• Input data:
--- BEGIN ---
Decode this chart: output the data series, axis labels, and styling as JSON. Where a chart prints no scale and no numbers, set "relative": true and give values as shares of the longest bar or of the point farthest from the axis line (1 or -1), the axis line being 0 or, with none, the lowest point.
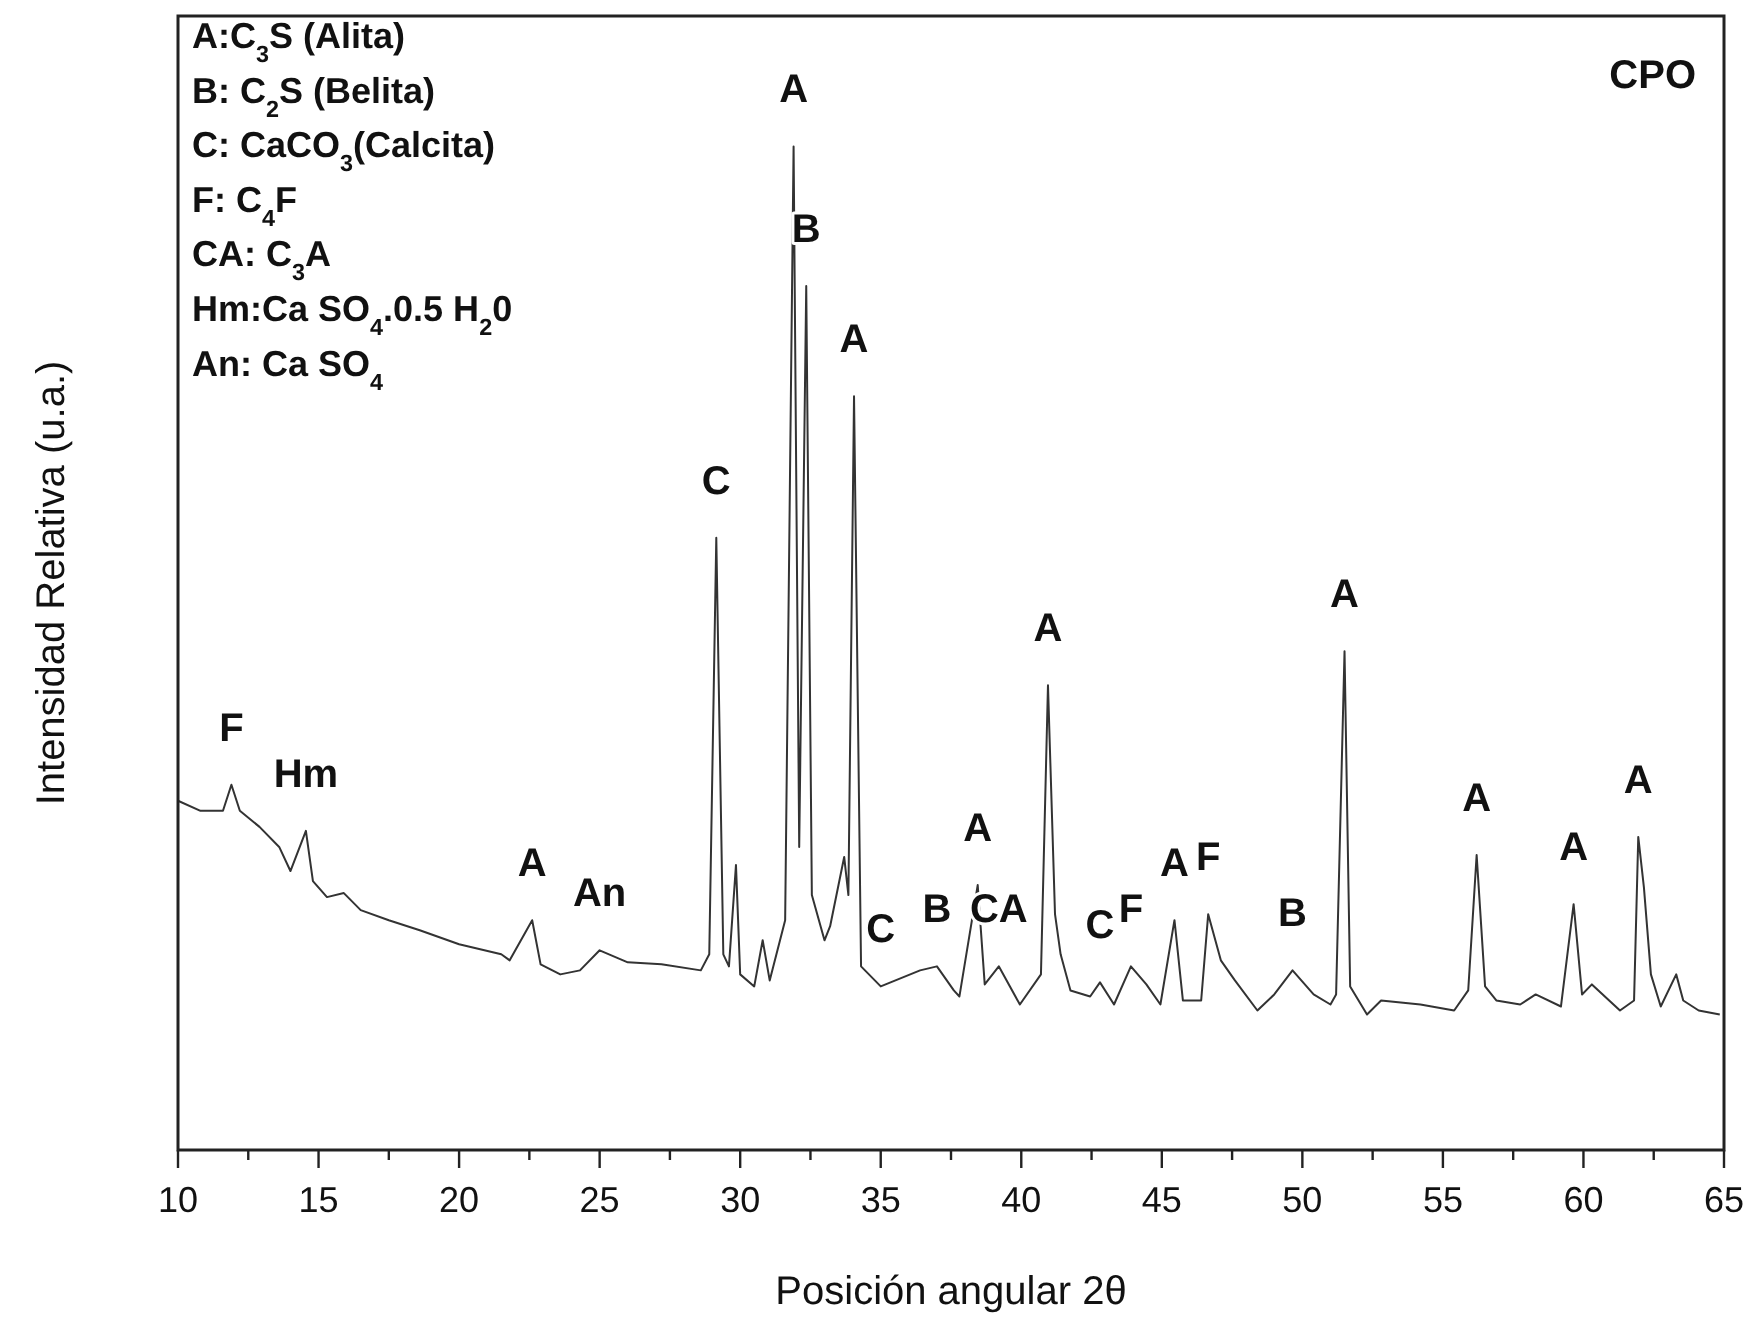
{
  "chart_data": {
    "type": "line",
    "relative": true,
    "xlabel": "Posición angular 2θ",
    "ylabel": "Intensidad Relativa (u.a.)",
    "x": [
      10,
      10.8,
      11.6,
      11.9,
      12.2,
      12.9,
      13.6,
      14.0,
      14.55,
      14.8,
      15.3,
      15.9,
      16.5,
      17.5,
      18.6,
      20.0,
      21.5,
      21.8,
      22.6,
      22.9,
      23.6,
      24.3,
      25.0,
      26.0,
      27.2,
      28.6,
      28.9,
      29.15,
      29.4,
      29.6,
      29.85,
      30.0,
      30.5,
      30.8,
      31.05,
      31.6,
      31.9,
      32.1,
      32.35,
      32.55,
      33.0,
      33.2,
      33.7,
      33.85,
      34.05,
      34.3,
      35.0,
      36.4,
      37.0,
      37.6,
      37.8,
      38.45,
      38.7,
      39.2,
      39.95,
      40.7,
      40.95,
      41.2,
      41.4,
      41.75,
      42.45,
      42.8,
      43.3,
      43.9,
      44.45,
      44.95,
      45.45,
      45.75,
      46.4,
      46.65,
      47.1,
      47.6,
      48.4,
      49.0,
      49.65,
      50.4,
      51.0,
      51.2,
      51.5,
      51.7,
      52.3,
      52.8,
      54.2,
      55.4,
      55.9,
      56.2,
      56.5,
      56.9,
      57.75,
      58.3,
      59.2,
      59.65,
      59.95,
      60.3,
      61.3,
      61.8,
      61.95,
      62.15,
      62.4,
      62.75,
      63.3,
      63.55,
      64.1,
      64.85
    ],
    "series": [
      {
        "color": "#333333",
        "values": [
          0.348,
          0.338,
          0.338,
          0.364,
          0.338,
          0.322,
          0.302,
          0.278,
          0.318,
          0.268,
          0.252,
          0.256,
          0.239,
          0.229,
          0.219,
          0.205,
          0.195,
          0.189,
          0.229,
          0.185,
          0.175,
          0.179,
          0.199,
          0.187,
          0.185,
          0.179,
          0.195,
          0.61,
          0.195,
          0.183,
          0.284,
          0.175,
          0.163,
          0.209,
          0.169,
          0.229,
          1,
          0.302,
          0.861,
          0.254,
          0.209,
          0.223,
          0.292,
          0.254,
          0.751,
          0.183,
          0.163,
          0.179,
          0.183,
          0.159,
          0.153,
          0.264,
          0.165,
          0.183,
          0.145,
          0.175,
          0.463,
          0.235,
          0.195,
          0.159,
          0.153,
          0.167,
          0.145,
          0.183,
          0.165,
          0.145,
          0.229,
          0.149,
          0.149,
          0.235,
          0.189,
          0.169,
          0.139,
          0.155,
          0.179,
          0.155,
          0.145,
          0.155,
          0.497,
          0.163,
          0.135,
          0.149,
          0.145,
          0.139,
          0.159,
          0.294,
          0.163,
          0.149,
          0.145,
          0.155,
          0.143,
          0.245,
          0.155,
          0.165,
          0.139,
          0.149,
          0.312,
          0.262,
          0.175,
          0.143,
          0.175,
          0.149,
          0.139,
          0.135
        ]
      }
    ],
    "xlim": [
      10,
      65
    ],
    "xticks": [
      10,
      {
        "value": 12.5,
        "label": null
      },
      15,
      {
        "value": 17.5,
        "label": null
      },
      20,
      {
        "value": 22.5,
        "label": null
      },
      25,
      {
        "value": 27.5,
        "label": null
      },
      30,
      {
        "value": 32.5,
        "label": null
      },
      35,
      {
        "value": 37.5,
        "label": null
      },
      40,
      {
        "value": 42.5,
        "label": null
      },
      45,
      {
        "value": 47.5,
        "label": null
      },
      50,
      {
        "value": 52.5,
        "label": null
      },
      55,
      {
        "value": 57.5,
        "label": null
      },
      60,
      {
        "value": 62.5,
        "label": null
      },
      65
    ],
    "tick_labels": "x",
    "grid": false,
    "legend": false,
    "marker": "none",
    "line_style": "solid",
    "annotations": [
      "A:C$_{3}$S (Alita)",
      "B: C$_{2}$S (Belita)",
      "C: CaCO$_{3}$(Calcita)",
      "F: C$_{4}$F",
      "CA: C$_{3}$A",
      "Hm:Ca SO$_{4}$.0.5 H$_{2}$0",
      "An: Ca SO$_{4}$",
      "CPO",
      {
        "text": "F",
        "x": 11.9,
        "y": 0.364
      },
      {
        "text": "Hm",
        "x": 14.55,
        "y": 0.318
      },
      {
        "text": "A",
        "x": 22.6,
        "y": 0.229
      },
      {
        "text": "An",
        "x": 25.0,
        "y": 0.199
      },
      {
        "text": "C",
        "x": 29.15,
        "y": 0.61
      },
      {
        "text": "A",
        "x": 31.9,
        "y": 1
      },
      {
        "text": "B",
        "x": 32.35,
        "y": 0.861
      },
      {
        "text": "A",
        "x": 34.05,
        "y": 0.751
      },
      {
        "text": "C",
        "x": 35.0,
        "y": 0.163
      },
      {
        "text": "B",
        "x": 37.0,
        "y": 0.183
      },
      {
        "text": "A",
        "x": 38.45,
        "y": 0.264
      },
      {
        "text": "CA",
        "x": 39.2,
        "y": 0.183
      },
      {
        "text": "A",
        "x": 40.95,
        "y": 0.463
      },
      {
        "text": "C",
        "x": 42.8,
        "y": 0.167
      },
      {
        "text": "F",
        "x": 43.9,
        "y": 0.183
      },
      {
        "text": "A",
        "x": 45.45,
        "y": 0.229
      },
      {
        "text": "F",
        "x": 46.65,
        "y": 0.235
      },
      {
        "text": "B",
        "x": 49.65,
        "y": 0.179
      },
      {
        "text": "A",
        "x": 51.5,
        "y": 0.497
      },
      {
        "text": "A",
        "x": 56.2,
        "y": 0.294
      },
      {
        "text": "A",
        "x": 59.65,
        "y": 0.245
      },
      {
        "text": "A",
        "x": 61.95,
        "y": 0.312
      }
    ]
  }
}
--- END ---
• Stated goal: List the lines of the entries that include "relative".

• Response:
Decode this chart: output the data series, axis labels, and styling as JSON. Where a chart prints no scale and no numbers, set "relative": true and give values as shares of the longest bar or of the point farthest from the axis line (1 or -1), the axis line being 0 or, with none, the lowest point.
    "relative": true,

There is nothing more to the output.